- **WORK INSTRUCTIONS**:
Report every line in the listing below where the string "Fetch" shows up.

- **SUPPLIED INFORMATION**:
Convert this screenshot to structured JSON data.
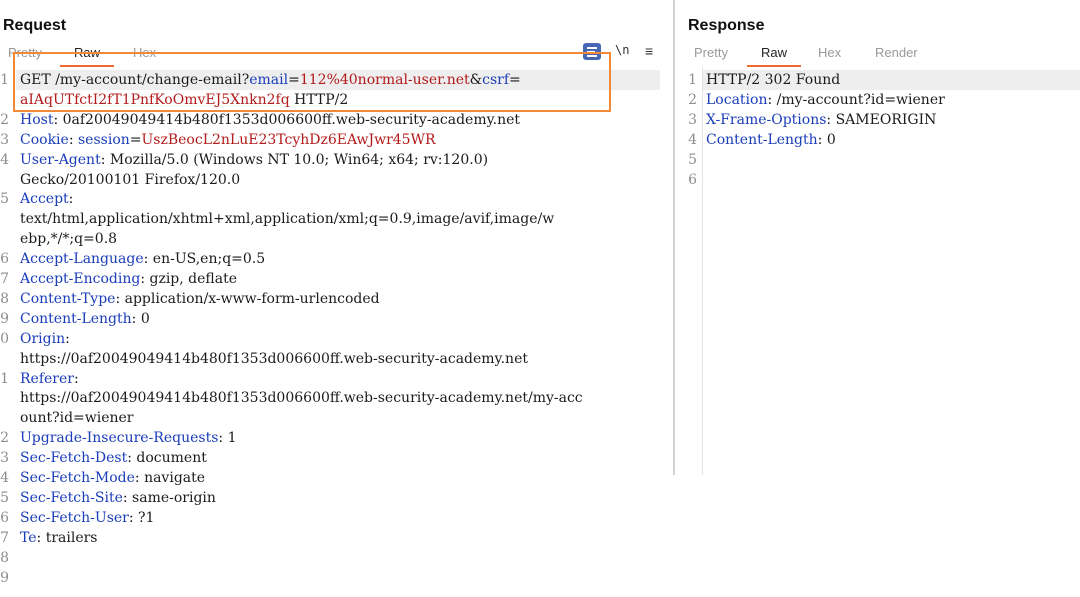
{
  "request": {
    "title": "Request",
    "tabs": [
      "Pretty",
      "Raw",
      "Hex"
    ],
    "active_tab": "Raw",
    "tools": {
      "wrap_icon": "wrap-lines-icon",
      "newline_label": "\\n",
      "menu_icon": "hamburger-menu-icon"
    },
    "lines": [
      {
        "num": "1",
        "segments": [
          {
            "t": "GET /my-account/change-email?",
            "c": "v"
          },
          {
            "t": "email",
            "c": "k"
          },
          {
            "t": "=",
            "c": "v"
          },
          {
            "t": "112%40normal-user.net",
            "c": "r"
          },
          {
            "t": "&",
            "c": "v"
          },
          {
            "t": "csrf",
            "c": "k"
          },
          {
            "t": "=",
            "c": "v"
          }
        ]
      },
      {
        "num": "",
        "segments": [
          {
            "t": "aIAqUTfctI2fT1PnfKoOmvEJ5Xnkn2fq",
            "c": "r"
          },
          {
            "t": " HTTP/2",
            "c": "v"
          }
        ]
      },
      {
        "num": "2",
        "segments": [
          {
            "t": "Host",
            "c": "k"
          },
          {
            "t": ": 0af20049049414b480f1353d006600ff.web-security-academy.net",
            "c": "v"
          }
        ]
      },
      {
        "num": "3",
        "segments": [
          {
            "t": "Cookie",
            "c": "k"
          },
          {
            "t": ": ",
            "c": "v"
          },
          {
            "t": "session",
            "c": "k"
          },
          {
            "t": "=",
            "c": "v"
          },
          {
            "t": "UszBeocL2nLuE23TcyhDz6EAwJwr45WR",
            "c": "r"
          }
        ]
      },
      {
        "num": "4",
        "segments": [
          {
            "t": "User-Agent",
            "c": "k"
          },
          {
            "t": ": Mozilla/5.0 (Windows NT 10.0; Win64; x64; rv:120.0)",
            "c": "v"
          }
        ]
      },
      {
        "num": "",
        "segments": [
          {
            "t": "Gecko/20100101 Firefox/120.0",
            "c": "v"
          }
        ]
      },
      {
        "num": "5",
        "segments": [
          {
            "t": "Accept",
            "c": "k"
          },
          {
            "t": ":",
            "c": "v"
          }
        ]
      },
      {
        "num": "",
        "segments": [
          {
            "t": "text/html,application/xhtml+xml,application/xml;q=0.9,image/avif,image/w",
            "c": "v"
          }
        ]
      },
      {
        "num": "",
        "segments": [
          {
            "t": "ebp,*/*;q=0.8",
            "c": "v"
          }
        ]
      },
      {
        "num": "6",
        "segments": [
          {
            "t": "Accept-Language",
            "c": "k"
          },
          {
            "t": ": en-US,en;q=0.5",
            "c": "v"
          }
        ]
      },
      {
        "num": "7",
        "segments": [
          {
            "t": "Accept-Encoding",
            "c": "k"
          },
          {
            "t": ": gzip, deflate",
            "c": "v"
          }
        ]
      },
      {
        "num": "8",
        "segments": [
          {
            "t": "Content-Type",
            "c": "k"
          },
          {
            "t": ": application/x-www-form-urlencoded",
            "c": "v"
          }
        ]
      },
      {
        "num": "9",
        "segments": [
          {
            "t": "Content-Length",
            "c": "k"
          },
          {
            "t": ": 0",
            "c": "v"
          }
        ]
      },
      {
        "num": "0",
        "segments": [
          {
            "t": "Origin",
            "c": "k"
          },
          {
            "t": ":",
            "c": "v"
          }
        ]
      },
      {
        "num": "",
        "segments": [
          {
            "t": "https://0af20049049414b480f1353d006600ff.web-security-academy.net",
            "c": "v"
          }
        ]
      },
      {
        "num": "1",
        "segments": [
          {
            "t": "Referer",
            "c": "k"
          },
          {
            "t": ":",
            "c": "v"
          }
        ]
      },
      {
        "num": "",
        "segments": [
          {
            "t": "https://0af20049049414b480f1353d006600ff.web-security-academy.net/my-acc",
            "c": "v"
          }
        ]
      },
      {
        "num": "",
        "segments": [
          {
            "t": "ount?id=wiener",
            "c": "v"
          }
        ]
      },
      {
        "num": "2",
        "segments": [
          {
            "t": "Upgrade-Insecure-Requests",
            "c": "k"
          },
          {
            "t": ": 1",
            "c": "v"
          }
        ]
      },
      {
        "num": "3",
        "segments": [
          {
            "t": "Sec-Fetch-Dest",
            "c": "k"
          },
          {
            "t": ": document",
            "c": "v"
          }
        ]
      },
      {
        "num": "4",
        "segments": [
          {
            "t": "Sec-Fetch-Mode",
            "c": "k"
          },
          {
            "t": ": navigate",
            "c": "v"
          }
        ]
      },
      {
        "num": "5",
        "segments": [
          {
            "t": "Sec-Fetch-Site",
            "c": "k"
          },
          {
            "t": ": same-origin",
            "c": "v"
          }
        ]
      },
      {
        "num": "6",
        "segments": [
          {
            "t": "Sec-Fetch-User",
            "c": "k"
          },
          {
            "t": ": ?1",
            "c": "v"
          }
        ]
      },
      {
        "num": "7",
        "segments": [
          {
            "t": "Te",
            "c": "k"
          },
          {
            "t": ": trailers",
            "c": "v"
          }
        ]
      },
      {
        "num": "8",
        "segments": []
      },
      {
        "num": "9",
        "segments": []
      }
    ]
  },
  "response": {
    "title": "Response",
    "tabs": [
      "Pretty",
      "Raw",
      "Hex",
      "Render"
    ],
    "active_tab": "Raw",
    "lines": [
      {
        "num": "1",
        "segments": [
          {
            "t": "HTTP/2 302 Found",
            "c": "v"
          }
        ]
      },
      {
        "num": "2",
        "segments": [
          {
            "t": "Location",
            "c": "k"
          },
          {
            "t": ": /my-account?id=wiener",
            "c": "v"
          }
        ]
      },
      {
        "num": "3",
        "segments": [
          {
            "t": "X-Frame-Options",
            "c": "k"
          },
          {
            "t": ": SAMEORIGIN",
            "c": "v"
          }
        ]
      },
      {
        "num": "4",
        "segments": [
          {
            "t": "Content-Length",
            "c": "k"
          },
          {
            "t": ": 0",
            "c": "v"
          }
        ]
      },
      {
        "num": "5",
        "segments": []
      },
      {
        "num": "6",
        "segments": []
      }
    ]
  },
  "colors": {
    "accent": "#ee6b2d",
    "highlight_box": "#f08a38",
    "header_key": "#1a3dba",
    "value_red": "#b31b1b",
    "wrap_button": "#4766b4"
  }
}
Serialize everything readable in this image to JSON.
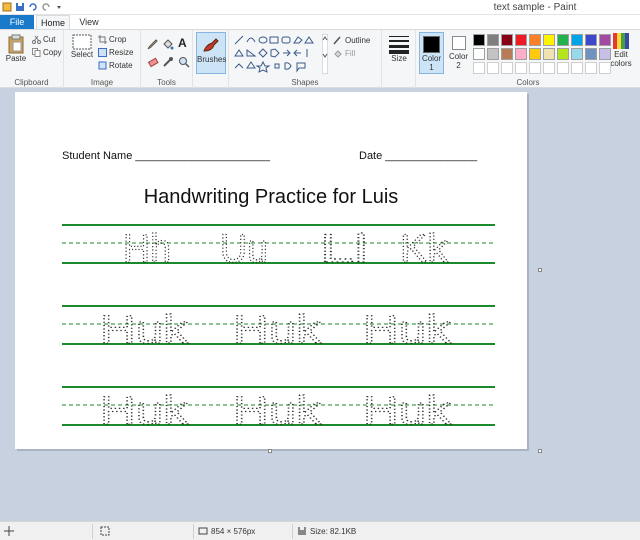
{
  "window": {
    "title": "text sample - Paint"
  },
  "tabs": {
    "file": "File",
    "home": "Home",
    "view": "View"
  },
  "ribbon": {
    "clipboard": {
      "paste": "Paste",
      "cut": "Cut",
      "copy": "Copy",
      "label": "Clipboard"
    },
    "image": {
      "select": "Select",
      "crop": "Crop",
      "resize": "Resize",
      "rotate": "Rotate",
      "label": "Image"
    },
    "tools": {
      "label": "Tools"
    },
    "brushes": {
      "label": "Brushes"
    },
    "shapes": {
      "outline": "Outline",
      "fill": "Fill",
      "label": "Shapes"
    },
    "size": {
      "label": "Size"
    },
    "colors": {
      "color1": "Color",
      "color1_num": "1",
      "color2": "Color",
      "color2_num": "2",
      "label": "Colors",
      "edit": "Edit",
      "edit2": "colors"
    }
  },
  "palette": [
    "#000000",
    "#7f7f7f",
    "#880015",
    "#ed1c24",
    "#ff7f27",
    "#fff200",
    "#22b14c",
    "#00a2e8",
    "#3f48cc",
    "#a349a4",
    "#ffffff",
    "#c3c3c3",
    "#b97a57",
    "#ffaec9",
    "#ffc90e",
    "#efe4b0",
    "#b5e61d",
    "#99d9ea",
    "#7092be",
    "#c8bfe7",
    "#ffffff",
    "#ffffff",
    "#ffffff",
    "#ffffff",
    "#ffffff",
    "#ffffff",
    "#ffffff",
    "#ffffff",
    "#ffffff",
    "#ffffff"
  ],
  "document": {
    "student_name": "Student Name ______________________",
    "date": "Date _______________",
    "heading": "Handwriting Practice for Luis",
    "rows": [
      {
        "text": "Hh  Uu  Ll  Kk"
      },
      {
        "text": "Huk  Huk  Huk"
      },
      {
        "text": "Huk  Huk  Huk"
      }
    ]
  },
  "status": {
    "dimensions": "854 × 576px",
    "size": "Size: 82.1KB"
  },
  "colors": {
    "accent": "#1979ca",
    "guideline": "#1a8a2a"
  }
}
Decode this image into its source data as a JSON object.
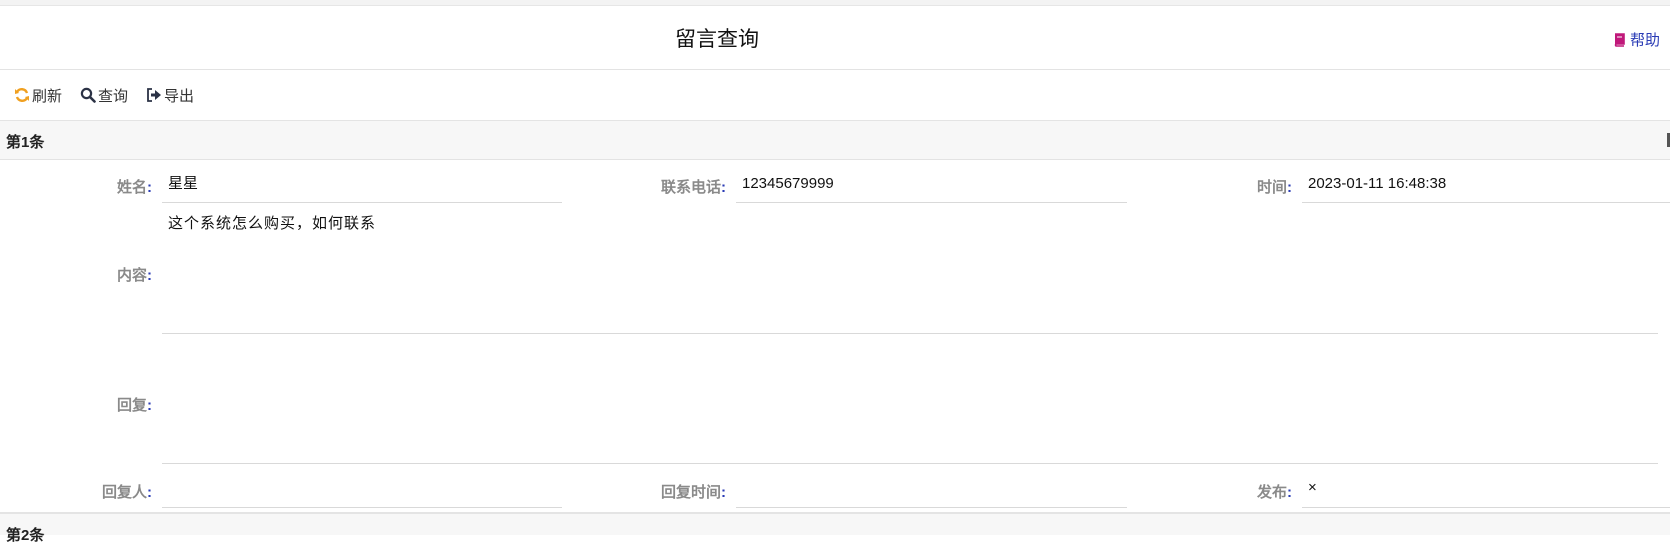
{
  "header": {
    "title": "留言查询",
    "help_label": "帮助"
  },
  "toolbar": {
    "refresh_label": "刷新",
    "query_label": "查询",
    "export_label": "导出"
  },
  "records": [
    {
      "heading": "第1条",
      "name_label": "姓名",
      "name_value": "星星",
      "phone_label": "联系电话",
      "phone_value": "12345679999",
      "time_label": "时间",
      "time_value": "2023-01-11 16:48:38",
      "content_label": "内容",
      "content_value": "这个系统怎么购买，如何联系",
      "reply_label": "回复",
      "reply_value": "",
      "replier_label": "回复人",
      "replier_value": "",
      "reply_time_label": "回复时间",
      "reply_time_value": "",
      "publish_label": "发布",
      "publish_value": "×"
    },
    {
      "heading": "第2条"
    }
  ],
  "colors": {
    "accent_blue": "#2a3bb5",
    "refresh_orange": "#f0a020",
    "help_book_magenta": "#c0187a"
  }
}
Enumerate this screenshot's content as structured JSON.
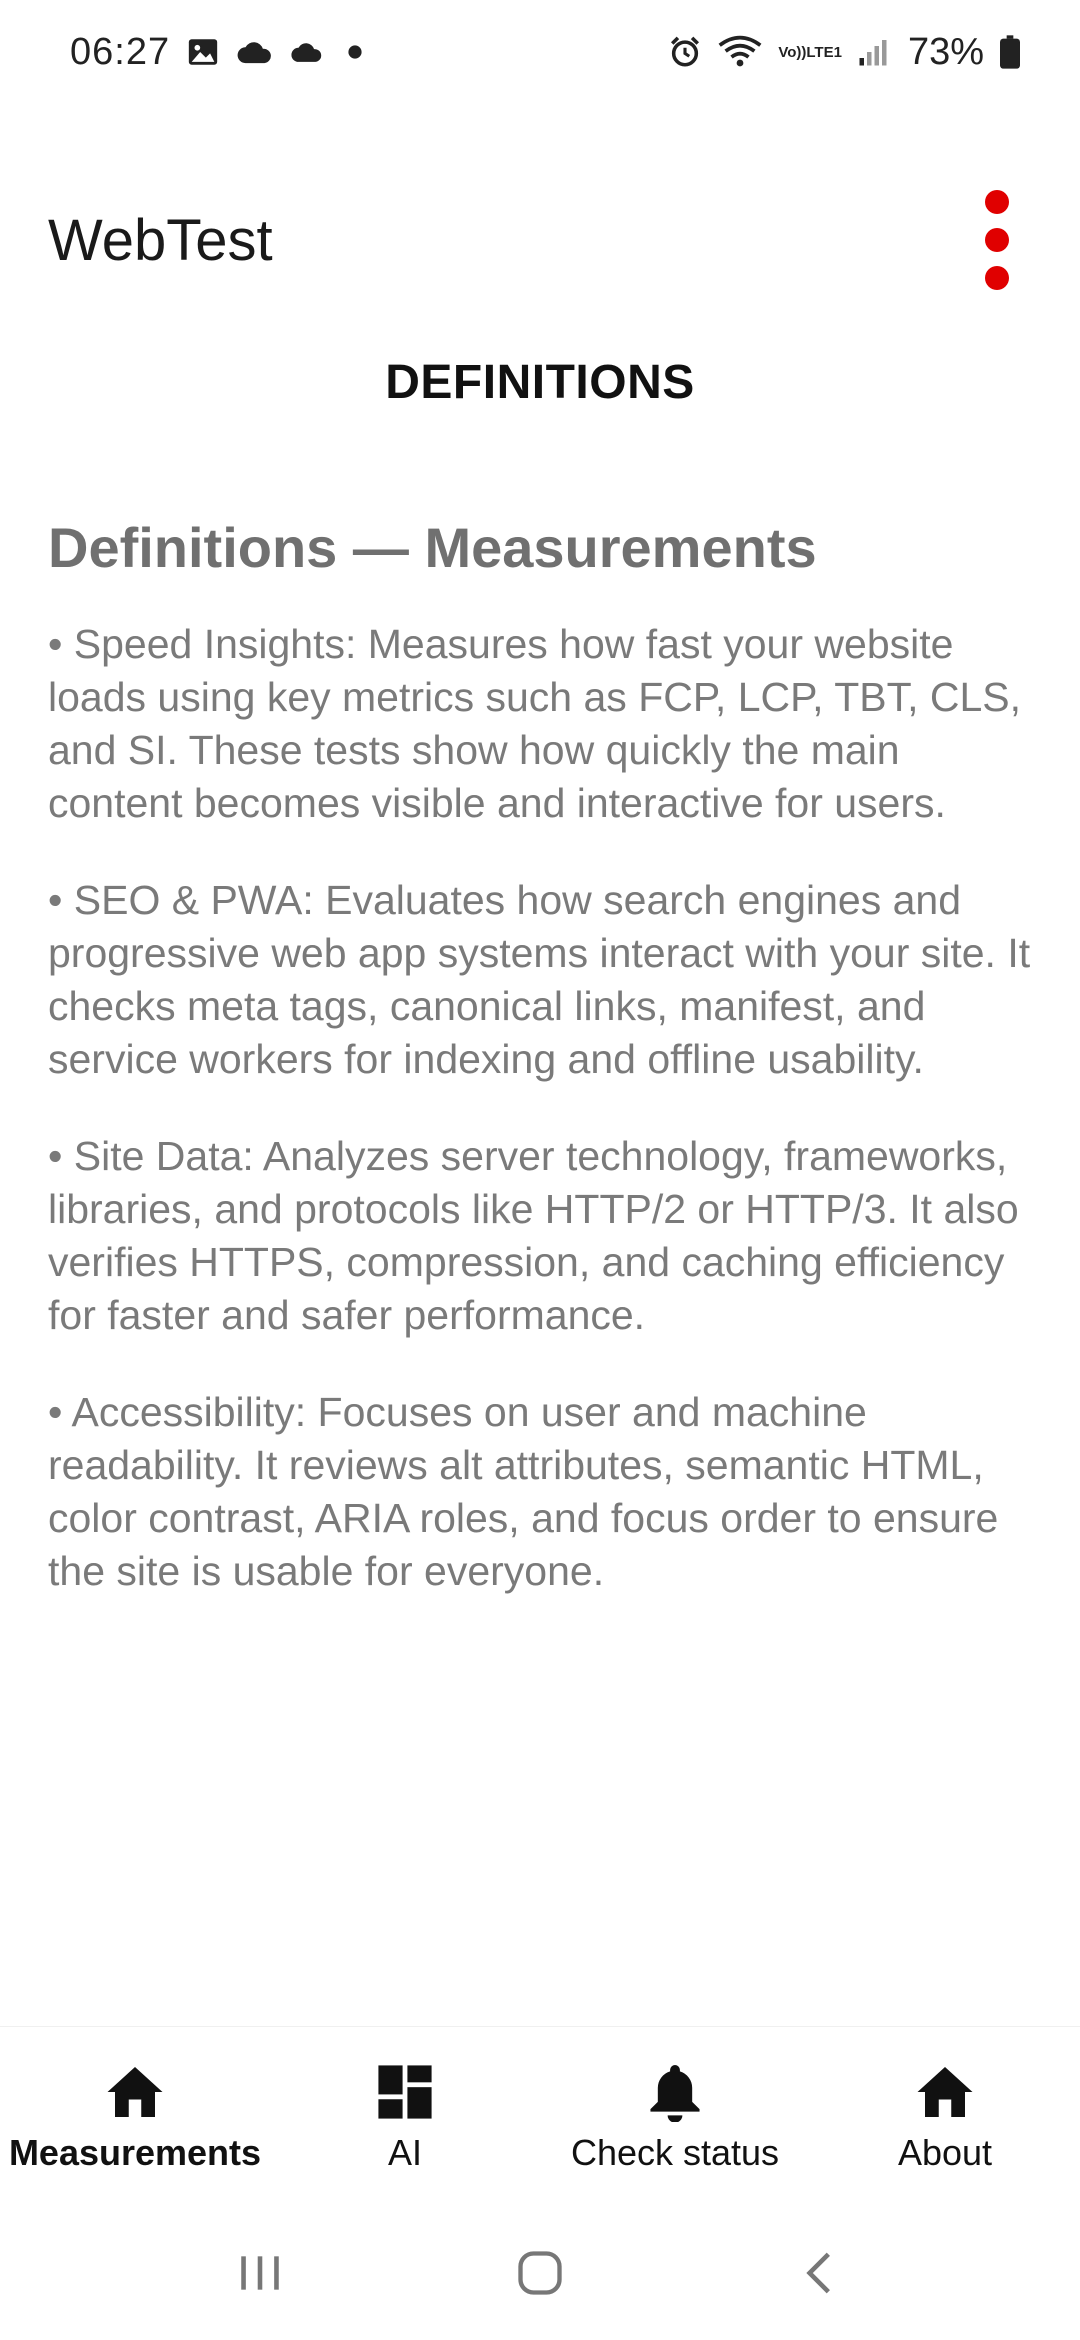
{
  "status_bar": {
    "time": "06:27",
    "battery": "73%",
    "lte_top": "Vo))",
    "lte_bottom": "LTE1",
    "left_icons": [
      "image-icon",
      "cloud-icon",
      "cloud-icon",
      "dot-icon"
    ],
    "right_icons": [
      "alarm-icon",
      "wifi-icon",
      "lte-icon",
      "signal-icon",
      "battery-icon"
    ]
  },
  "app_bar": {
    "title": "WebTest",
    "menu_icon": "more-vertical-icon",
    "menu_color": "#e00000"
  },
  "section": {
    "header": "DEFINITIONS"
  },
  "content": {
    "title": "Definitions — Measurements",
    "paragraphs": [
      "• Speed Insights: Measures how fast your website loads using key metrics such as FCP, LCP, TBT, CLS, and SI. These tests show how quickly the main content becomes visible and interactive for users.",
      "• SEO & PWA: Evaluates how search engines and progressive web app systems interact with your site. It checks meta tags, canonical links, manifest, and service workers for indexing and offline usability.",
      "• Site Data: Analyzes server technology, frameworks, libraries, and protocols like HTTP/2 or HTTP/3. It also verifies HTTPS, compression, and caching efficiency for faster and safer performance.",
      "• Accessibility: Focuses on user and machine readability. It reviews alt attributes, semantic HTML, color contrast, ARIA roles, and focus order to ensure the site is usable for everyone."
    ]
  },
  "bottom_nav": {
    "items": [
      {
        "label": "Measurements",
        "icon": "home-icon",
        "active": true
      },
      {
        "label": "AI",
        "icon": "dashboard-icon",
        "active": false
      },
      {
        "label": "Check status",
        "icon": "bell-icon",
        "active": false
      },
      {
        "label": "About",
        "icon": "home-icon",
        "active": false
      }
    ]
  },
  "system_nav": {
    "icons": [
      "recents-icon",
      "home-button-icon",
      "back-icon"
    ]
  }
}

- **REPLY**:
            "t": "Sec-Fetch-Dest",
            "t": "Sec-Fetch-Mode",
            "t": "Sec-Fetch-Site",
            "t": "Sec-Fetch-User",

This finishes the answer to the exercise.